▶ [STATED TASK] Below are some entries. Copy each line that holds the string "skills".

▶ [EXTRACTED RECORDS]
#####

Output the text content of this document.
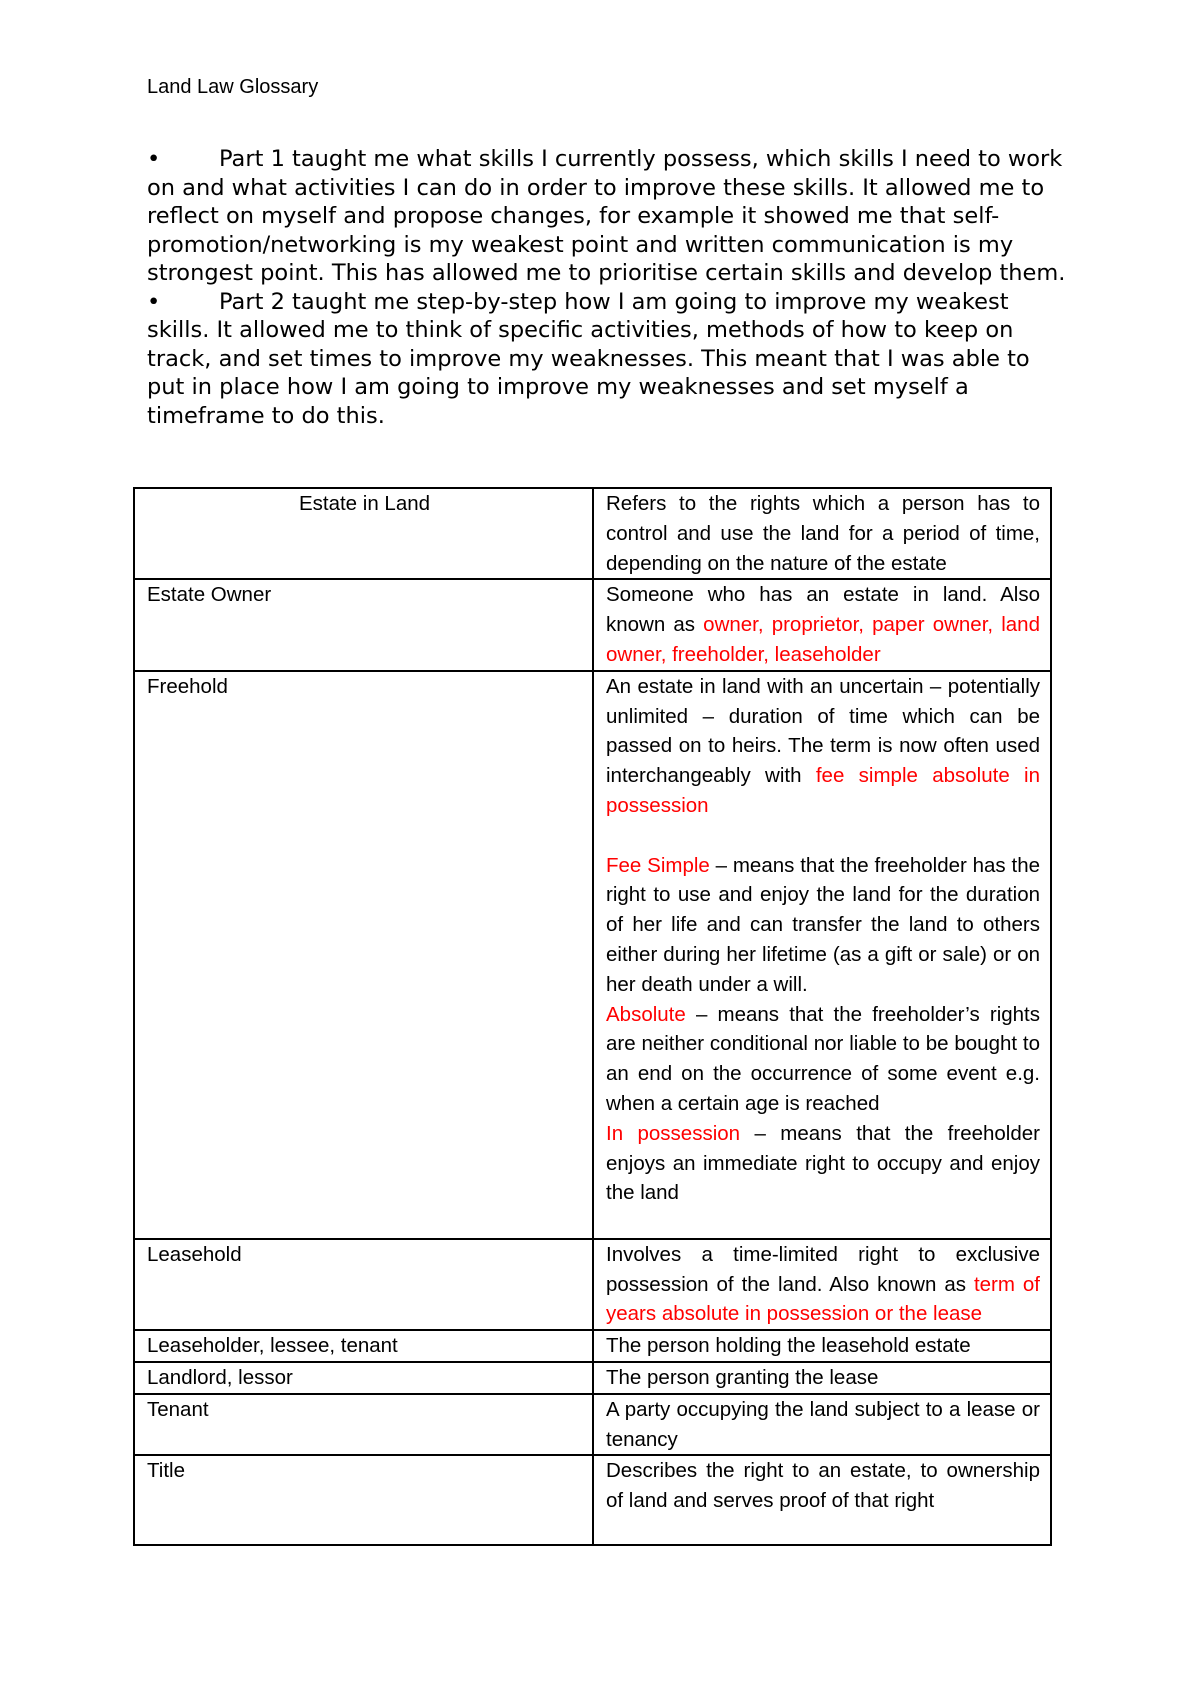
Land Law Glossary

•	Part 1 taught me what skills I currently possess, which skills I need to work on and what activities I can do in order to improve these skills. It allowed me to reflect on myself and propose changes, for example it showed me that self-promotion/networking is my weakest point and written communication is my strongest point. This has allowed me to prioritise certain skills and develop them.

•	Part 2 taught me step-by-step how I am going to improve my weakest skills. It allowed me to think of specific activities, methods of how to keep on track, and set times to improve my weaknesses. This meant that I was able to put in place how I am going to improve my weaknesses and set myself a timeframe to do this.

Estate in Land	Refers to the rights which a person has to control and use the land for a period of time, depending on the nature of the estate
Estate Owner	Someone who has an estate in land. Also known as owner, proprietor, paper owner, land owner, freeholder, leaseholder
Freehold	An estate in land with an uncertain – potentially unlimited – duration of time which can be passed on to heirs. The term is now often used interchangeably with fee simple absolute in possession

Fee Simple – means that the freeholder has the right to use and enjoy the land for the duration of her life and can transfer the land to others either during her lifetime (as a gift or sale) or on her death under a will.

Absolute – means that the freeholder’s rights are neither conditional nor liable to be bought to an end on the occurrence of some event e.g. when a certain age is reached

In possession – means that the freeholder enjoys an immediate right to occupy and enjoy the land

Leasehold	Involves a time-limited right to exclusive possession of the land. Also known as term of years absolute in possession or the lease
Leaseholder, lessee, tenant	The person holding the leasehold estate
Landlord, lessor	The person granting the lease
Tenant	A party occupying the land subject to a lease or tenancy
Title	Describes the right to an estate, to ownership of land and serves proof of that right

#####

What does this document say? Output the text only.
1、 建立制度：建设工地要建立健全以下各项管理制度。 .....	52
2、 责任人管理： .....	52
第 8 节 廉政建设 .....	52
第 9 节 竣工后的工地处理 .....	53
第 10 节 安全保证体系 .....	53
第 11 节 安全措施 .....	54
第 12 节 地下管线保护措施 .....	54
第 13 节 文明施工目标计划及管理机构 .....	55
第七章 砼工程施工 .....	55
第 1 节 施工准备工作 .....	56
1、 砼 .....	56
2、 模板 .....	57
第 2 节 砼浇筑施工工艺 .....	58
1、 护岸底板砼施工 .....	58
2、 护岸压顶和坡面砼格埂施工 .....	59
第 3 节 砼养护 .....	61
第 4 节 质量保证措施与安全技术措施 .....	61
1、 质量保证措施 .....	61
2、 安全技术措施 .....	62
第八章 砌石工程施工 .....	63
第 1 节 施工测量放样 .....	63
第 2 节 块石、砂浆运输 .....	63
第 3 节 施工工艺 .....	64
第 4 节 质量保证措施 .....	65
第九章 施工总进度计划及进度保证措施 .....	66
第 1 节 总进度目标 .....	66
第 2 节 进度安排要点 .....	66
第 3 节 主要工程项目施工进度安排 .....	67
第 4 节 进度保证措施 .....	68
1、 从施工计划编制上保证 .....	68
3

#####

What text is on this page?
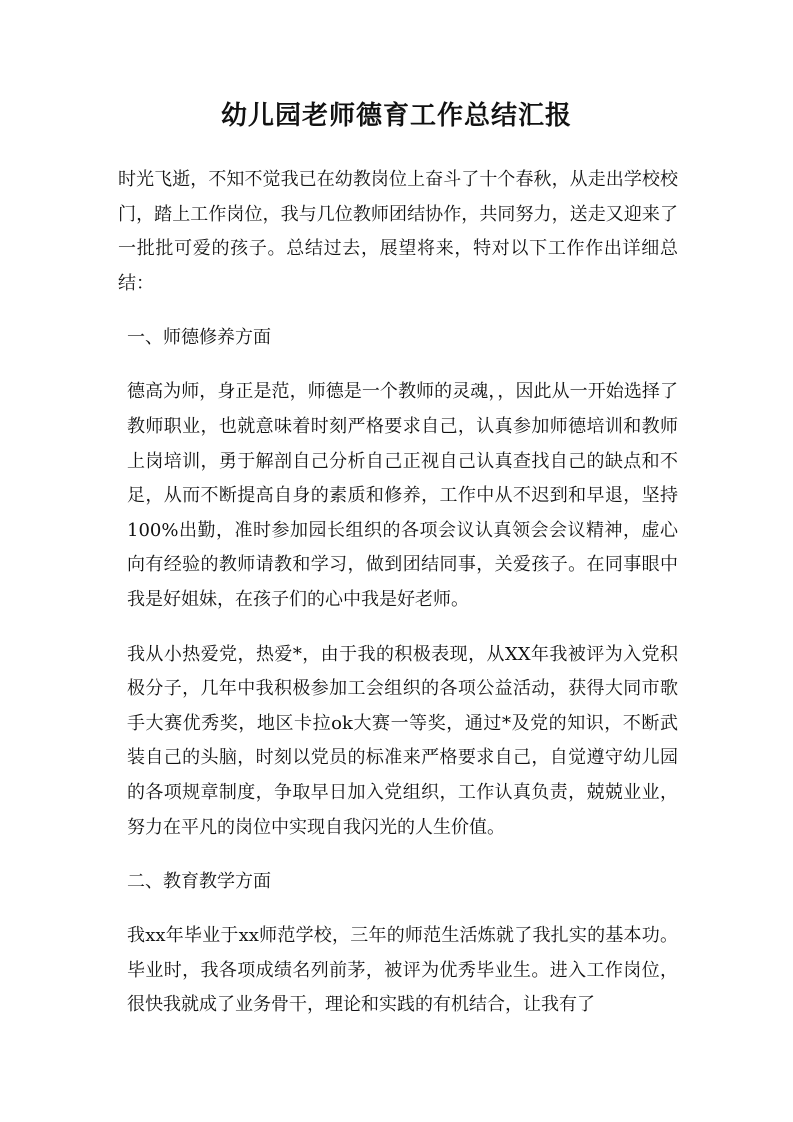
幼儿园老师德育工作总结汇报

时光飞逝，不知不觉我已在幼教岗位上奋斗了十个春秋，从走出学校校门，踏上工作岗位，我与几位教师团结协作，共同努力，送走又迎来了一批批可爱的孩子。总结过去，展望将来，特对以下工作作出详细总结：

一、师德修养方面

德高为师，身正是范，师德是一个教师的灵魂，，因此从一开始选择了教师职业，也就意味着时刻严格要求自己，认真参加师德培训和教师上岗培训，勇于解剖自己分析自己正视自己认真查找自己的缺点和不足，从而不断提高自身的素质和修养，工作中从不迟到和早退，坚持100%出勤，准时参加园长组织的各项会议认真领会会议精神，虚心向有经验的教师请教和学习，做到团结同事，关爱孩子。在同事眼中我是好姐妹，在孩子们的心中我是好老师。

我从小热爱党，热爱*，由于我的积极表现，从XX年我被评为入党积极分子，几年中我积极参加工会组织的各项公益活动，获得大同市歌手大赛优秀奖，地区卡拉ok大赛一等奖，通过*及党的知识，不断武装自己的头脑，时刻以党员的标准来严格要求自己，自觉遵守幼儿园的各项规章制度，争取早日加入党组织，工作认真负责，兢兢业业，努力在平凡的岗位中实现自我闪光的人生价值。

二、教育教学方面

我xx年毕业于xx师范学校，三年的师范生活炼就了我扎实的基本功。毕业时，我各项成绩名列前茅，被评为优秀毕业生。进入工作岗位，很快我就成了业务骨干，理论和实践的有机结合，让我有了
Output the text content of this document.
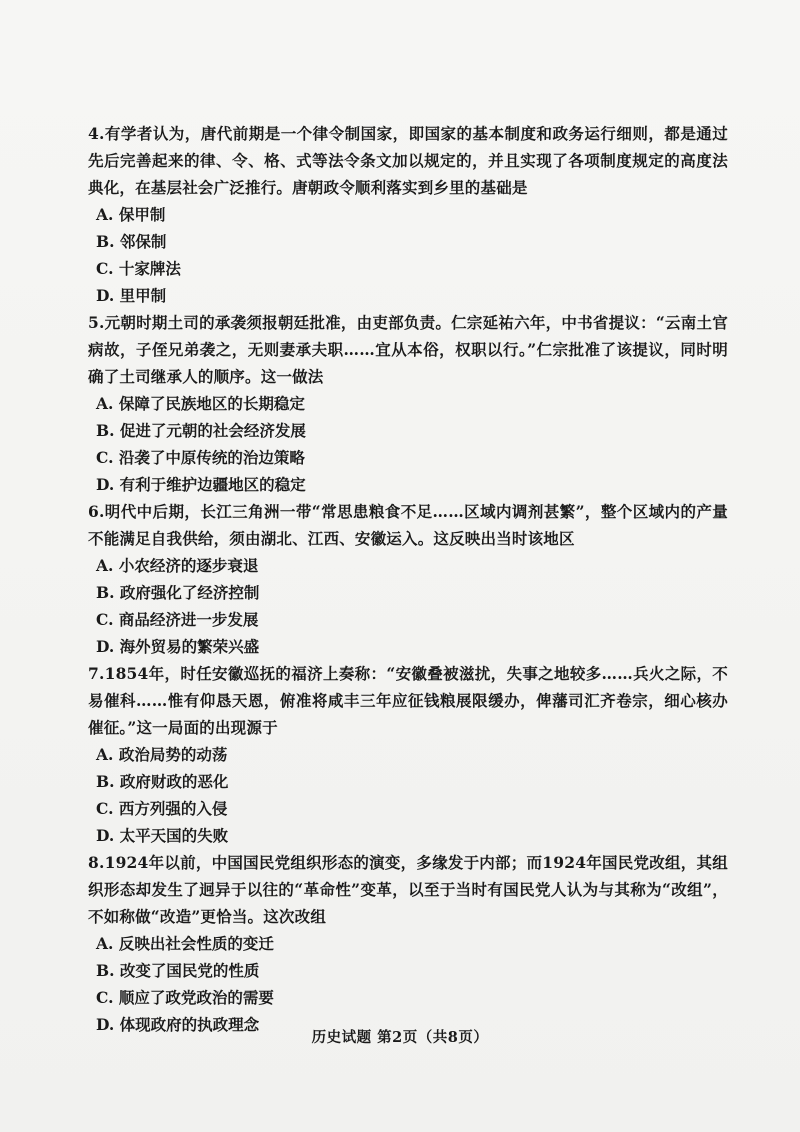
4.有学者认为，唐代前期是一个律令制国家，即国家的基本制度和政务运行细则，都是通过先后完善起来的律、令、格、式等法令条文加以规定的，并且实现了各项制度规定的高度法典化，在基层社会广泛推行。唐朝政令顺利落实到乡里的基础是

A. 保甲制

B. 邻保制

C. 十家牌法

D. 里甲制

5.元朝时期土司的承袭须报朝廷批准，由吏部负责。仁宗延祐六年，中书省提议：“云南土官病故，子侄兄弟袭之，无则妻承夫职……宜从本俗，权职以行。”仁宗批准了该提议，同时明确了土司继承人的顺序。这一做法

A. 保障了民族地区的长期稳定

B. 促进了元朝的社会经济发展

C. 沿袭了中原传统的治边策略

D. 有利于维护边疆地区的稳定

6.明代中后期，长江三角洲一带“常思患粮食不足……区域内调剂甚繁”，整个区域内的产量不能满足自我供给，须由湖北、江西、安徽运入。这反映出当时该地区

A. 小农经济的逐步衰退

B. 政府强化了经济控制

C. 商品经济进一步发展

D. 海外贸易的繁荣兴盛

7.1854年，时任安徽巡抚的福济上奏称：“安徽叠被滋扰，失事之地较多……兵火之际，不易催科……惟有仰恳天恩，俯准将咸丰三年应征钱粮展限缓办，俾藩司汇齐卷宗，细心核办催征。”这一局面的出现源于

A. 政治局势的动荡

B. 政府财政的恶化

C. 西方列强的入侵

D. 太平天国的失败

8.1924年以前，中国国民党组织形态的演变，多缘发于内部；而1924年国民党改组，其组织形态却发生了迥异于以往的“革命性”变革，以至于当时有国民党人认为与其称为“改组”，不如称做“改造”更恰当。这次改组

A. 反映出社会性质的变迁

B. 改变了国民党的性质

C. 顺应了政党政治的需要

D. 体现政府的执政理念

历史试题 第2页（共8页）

#####

▶ [CORRECT OUTPUT]
•	Part 1 taught me what skills I currently possess, which skills I need to work on and what activities I can do in order to improve these skills. It allowed me to reflect on myself and propose changes, for example it showed me that self-promotion/networking is my weakest point and written communication is my strongest point. This has allowed me to prioritise certain skills and develop them.
•	Part 2 taught me step-by-step how I am going to improve my weakest skills. It allowed me to think of specific activities, methods of how to keep on track, and set times to improve my weaknesses. This meant that I was able to put in place how I am going to improve my weaknesses and set myself a timeframe to do this.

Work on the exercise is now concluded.